* _Extrait présenté_
● ● ● ● ●

ART | EXPO

La diaspora des objets. Symposium en forme de conte

16 Mai - 16 Mai 2015
Vernissage le 16 Mai 2015

En conclusion de son exposition, Yael Davids imagine un symposium en forme de conte qui développe, en présence de ses invitées et du public, les enjeux de distanciation, d’enracinement et de production de frontières qui sont au cœur de son projet de recherche aux Laboratoires d’Aubervilliers.

Yael Davids
La diaspora des objets. Symposium en forme de conte

En conclusion de son exposition aux Laboratoires d’Aubervilliers, «La distance entre V et W», Yael Davids imagine un symposium en forme de conte — La diaspora des objets — qui développe, en présence du public et de ses invitées, les enjeux de distanciation, d’enracinement et de production de frontières qui sont au cœur de son projet de recherche aux Laboratoires.

● ● ● ● ●

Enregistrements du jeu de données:
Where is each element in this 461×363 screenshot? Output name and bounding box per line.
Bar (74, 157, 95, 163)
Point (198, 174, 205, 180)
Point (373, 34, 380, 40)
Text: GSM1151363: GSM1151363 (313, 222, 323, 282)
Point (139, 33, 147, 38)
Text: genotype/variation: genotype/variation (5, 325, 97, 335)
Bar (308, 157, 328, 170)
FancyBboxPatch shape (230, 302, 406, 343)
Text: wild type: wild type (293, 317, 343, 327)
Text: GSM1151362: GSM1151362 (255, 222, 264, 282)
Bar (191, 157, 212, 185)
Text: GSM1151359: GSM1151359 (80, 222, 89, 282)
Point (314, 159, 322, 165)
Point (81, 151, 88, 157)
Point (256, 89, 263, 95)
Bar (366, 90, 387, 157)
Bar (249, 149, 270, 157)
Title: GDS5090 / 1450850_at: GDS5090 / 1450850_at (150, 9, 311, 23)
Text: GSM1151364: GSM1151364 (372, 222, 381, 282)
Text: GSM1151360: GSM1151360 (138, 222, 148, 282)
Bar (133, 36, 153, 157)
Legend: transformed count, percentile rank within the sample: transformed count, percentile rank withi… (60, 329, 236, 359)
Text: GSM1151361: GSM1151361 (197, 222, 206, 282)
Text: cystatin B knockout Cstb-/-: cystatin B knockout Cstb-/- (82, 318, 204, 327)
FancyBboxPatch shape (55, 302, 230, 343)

● ● ● ● ●

* _Questions_
• a. Répondez aux questions suivantes sur le texte consacré au symposium de Yael Davids :
(i) À quelle date le vernissage a-t-il lieu ?
(ii) Quel est le titre de l'exposition de Yael Davids ?
(iii) Dans quel lieu Yael Davids mène-t-elle son projet de recherche ?
• b. Poursuivez le texte consacré au symposium de Yael Davids à partir de l'endroit où il s'arrête.
Les lignes ne jouent aucun rôle dans cet exercice.

* _Corrigé_
• a.
(i) Le 16 mai 2015.
(ii) « La distance entre V et W ».
(iii) Aux Laboratoires d'Aubervilliers.

• b.
Tandis que l’artiste conçoit d’ordinaire ses installations dans la perspective de les activer lors de performance, elle a choisi a contrario d’évacuer son corps et ses mots de l’espace même de son exposition aux Laboratoires. Ce symposium, qui s’articule autour de récits d’objets singuliers, s’annonce alors comme une nouvelle forme d’incarnation de son projet.

Ici les «objets» sont à saisir selon une large acception: biens personnels chargés d’affects, images porteuses d’une histoire qui reste à écrire, pierres d’une architecture reconfigurée au gré de ses locataires, terre d’accueil d’un projet idéologique… Il s’agit durant une après-midi entière de réfléchir aux mouvements subis par des biens domestiques ou culturels, en proie à des déplacements temporels et géographiques.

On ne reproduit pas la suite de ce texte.